To be done:
For the listing below, give the count of lines containing the string "issued" and nothing else.

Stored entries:
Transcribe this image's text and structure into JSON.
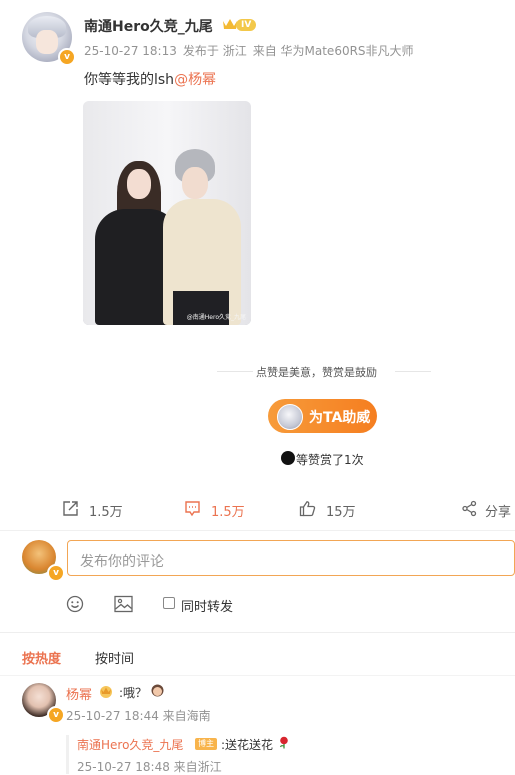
{
  "post": {
    "author": "南通Hero久竞_九尾",
    "level": "IV",
    "date": "25-10-27 18:13",
    "location": "发布于 浙江",
    "source": "来自 华为Mate60RS非凡大师",
    "text": "你等等我的lsh",
    "mention": "@杨幂",
    "photo_watermark": "@南通Hero久竞_九尾"
  },
  "reward": {
    "divider_text": "点赞是美意，赞赏是鼓励",
    "button_label": "为TA助威",
    "count_text": "等赞赏了1次"
  },
  "actions": {
    "repost": "1.5万",
    "comment": "1.5万",
    "like": "15万",
    "share": "分享"
  },
  "composer": {
    "placeholder": "发布你的评论",
    "repost_label": "同时转发"
  },
  "tabs": {
    "hot": "按热度",
    "time": "按时间"
  },
  "comments": [
    {
      "name": "杨幂",
      "text": ":哦？",
      "meta": "25-10-27 18:44 来自海南",
      "reply": {
        "name": "南通Hero久竞_九尾",
        "tag": "博主",
        "text": ":送花送花",
        "meta": "25-10-27 18:48 来自浙江"
      }
    }
  ],
  "colors": {
    "accent": "#eb7350",
    "reward": "#f57e20"
  }
}
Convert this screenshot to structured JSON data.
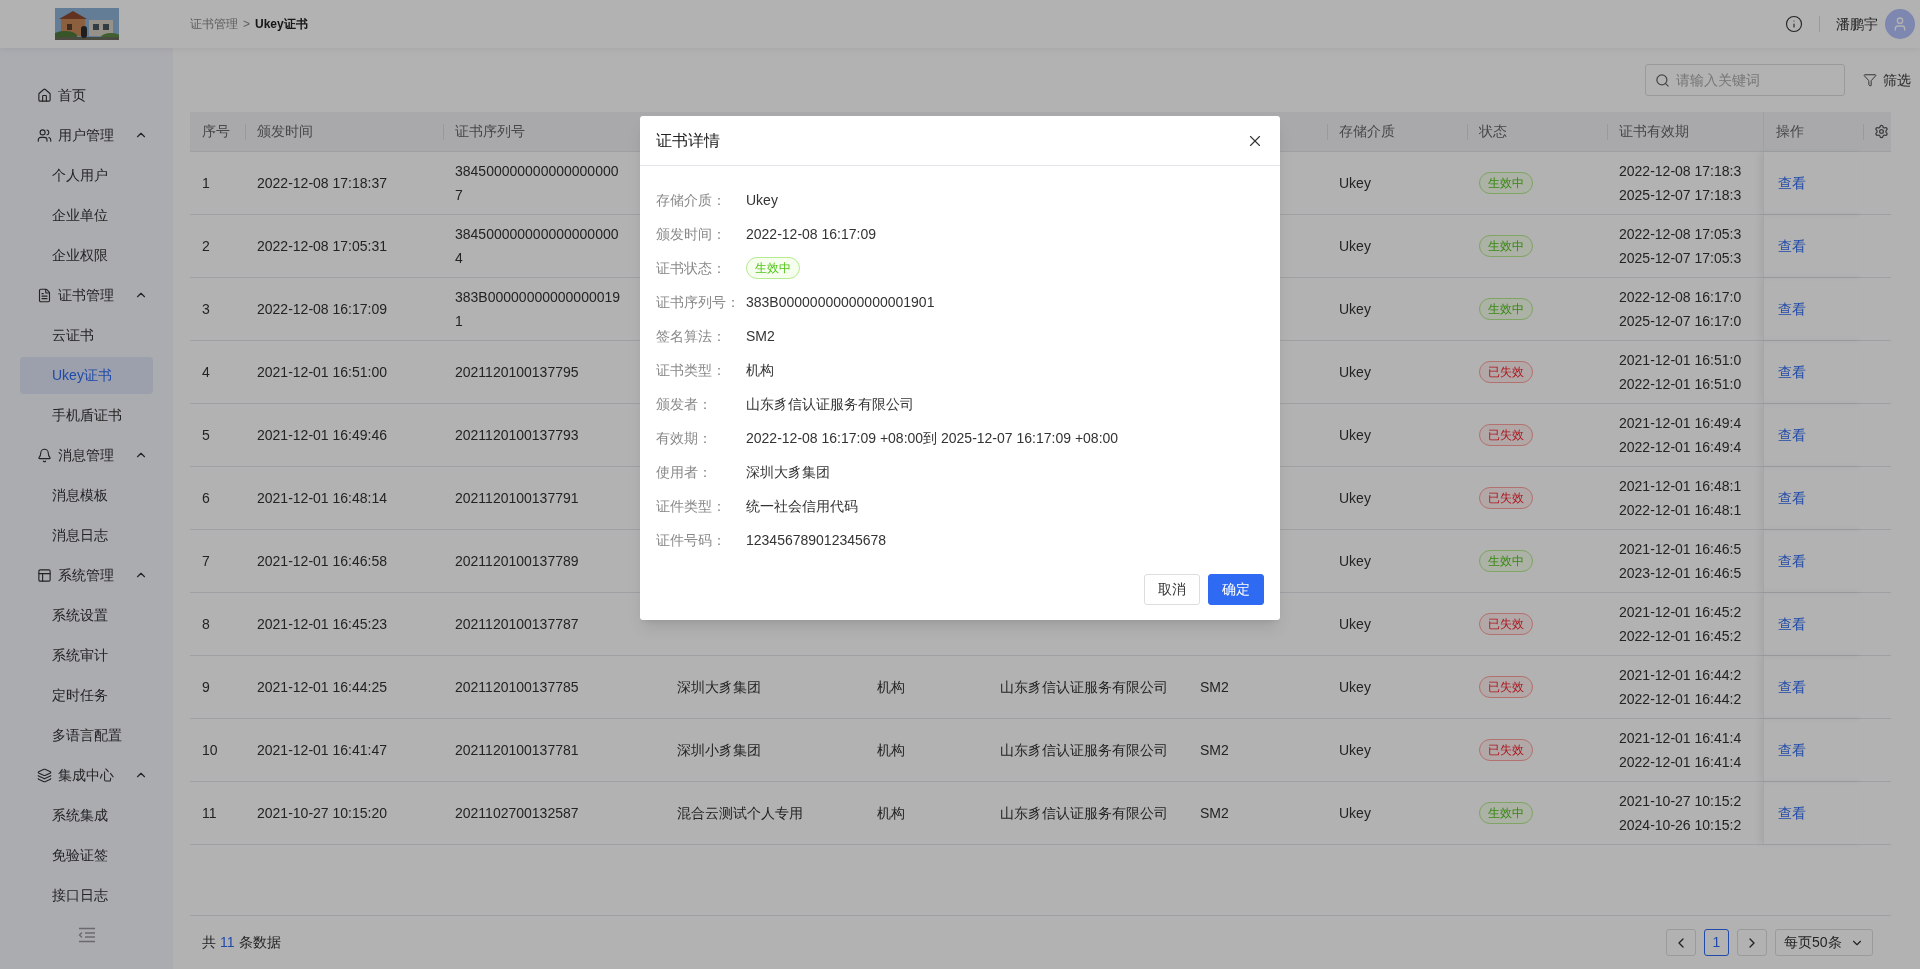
{
  "header": {
    "breadcrumb": [
      "证书管理",
      "Ukey证书"
    ],
    "breadcrumb_separator": ">",
    "user_name": "潘鹏宇"
  },
  "sidebar": {
    "items": [
      {
        "label": "首页",
        "selected": false
      },
      {
        "label": "用户管理",
        "expanded": true,
        "children": [
          {
            "label": "个人用户",
            "selected": false
          },
          {
            "label": "企业单位",
            "selected": false
          },
          {
            "label": "企业权限",
            "selected": false
          }
        ]
      },
      {
        "label": "证书管理",
        "expanded": true,
        "children": [
          {
            "label": "云证书",
            "selected": false
          },
          {
            "label": "Ukey证书",
            "selected": true
          },
          {
            "label": "手机盾证书",
            "selected": false
          }
        ]
      },
      {
        "label": "消息管理",
        "expanded": true,
        "children": [
          {
            "label": "消息模板",
            "selected": false
          },
          {
            "label": "消息日志",
            "selected": false
          }
        ]
      },
      {
        "label": "系统管理",
        "expanded": true,
        "children": [
          {
            "label": "系统设置",
            "selected": false
          },
          {
            "label": "系统审计",
            "selected": false
          },
          {
            "label": "定时任务",
            "selected": false
          },
          {
            "label": "多语言配置",
            "selected": false
          }
        ]
      },
      {
        "label": "集成中心",
        "expanded": true,
        "children": [
          {
            "label": "系统集成",
            "selected": false
          },
          {
            "label": "免验证签",
            "selected": false
          },
          {
            "label": "接口日志",
            "selected": false
          }
        ]
      }
    ]
  },
  "toolbar": {
    "search": {
      "placeholder": "请输入关键词"
    },
    "filter": "筛选"
  },
  "table": {
    "columns": [
      "序号",
      "颁发时间",
      "证书序列号",
      "存储介质",
      "状态",
      "证书有效期",
      "操作"
    ],
    "rows": [
      {
        "index": "1",
        "issued": "2022-12-08 17:18:37",
        "serial": [
          "384500000000000000000",
          "7"
        ],
        "storage": "Ukey",
        "status": {
          "label": "生效中",
          "kind": "active"
        },
        "validity": [
          "2022-12-08 17:18:3",
          "2025-12-07 17:18:3"
        ],
        "action": "查看"
      },
      {
        "index": "2",
        "issued": "2022-12-08 17:05:31",
        "serial": [
          "384500000000000000000",
          "4"
        ],
        "storage": "Ukey",
        "status": {
          "label": "生效中",
          "kind": "active"
        },
        "validity": [
          "2022-12-08 17:05:3",
          "2025-12-07 17:05:3"
        ],
        "action": "查看"
      },
      {
        "index": "3",
        "issued": "2022-12-08 16:17:09",
        "serial": [
          "383B00000000000000019",
          "1"
        ],
        "storage": "Ukey",
        "status": {
          "label": "生效中",
          "kind": "active"
        },
        "validity": [
          "2022-12-08 16:17:0",
          "2025-12-07 16:17:0"
        ],
        "action": "查看"
      },
      {
        "index": "4",
        "issued": "2021-12-01 16:51:00",
        "serial": [
          "2021120100137795"
        ],
        "storage": "Ukey",
        "status": {
          "label": "已失效",
          "kind": "expired"
        },
        "validity": [
          "2021-12-01 16:51:0",
          "2022-12-01 16:51:0"
        ],
        "action": "查看"
      },
      {
        "index": "5",
        "issued": "2021-12-01 16:49:46",
        "serial": [
          "2021120100137793"
        ],
        "storage": "Ukey",
        "status": {
          "label": "已失效",
          "kind": "expired"
        },
        "validity": [
          "2021-12-01 16:49:4",
          "2022-12-01 16:49:4"
        ],
        "action": "查看"
      },
      {
        "index": "6",
        "issued": "2021-12-01 16:48:14",
        "serial": [
          "2021120100137791"
        ],
        "storage": "Ukey",
        "status": {
          "label": "已失效",
          "kind": "expired"
        },
        "validity": [
          "2021-12-01 16:48:1",
          "2022-12-01 16:48:1"
        ],
        "action": "查看"
      },
      {
        "index": "7",
        "issued": "2021-12-01 16:46:58",
        "serial": [
          "2021120100137789"
        ],
        "storage": "Ukey",
        "status": {
          "label": "生效中",
          "kind": "active"
        },
        "validity": [
          "2021-12-01 16:46:5",
          "2023-12-01 16:46:5"
        ],
        "action": "查看"
      },
      {
        "index": "8",
        "issued": "2021-12-01 16:45:23",
        "serial": [
          "2021120100137787"
        ],
        "storage": "Ukey",
        "status": {
          "label": "已失效",
          "kind": "expired"
        },
        "validity": [
          "2021-12-01 16:45:2",
          "2022-12-01 16:45:2"
        ],
        "action": "查看"
      },
      {
        "index": "9",
        "issued": "2021-12-01 16:44:25",
        "serial": [
          "2021120100137785"
        ],
        "holder": "深圳大豸集团",
        "cert_type": "机构",
        "issuer": "山东豸信认证服务有限公司",
        "algorithm": "SM2",
        "storage": "Ukey",
        "status": {
          "label": "已失效",
          "kind": "expired"
        },
        "validity": [
          "2021-12-01 16:44:2",
          "2022-12-01 16:44:2"
        ],
        "action": "查看"
      },
      {
        "index": "10",
        "issued": "2021-12-01 16:41:47",
        "serial": [
          "2021120100137781"
        ],
        "holder": "深圳小豸集团",
        "cert_type": "机构",
        "issuer": "山东豸信认证服务有限公司",
        "algorithm": "SM2",
        "storage": "Ukey",
        "status": {
          "label": "已失效",
          "kind": "expired"
        },
        "validity": [
          "2021-12-01 16:41:4",
          "2022-12-01 16:41:4"
        ],
        "action": "查看"
      },
      {
        "index": "11",
        "issued": "2021-10-27 10:15:20",
        "serial": [
          "2021102700132587"
        ],
        "holder": "混合云测试个人专用",
        "cert_type": "机构",
        "issuer": "山东豸信认证服务有限公司",
        "algorithm": "SM2",
        "storage": "Ukey",
        "status": {
          "label": "生效中",
          "kind": "active"
        },
        "validity": [
          "2021-10-27 10:15:2",
          "2024-10-26 10:15:2"
        ],
        "action": "查看"
      }
    ]
  },
  "pagination": {
    "total_prefix": "共",
    "total": "11",
    "total_suffix": "条数据",
    "pages": [
      {
        "label": "1",
        "selected": true
      }
    ],
    "page_size": "每页50条"
  },
  "dialog": {
    "title": "证书详情",
    "fields": [
      {
        "kind": "text",
        "label": "存储介质：",
        "value": "Ukey"
      },
      {
        "kind": "text",
        "label": "颁发时间：",
        "value": "2022-12-08 16:17:09"
      },
      {
        "kind": "badge",
        "label": "证书状态：",
        "value": "生效中"
      },
      {
        "kind": "text",
        "label": "证书序列号：",
        "value": "383B00000000000000001901"
      },
      {
        "kind": "text",
        "label": "签名算法：",
        "value": "SM2"
      },
      {
        "kind": "text",
        "label": "证书类型：",
        "value": "机构"
      },
      {
        "kind": "text",
        "label": "颁发者：",
        "value": "山东豸信认证服务有限公司"
      },
      {
        "kind": "text",
        "label": "有效期：",
        "value": "2022-12-08 16:17:09 +08:00到 2025-12-07 16:17:09 +08:00"
      },
      {
        "kind": "text",
        "label": "使用者：",
        "value": "深圳大豸集团"
      },
      {
        "kind": "text",
        "label": "证件类型：",
        "value": "统一社会信用代码"
      },
      {
        "kind": "text",
        "label": "证件号码：",
        "value": "123456789012345678"
      }
    ],
    "buttons": [
      {
        "label": "取消",
        "kind": "default"
      },
      {
        "label": "确定",
        "kind": "primary"
      }
    ]
  }
}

Solution for this task:
11